• **Set exercise**
Return, word for word, the lines from the first one through the line containing "share-links-heading: Share Links", both ends included.

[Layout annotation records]
--- begin ---
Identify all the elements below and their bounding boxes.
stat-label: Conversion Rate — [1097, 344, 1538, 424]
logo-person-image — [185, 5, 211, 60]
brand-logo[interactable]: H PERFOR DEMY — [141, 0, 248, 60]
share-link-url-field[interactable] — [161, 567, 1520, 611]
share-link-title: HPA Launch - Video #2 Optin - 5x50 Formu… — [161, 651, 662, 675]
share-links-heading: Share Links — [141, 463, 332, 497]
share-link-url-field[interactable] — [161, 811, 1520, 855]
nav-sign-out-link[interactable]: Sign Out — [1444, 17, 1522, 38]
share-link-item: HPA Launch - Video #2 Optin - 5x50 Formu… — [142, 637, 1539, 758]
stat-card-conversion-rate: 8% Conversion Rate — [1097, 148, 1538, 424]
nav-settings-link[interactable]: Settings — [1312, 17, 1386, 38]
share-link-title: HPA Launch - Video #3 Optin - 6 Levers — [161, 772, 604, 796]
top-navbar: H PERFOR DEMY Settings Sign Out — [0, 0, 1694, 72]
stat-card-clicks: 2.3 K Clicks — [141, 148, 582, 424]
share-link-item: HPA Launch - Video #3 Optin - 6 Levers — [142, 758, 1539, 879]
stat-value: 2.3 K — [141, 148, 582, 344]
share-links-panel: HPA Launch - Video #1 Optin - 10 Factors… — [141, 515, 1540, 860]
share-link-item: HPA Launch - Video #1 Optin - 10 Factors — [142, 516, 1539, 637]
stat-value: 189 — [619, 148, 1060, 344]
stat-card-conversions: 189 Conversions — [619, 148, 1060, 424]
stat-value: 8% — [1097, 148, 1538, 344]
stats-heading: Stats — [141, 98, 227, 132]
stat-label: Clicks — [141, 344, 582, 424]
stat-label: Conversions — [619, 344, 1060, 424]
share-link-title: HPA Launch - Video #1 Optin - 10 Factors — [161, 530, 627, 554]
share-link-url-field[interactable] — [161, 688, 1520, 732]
--- end ---
• **Reply**
Identify all the elements below and their bounding boxes.
stat-label: Conversion Rate — [1097, 344, 1538, 424]
logo-person-image — [185, 5, 211, 60]
brand-logo[interactable]: H PERFOR DEMY — [141, 0, 248, 60]
share-link-url-field[interactable] — [161, 567, 1520, 611]
share-link-title: HPA Launch - Video #2 Optin - 5x50 Formu… — [161, 651, 662, 675]
share-links-heading: Share Links — [141, 463, 332, 497]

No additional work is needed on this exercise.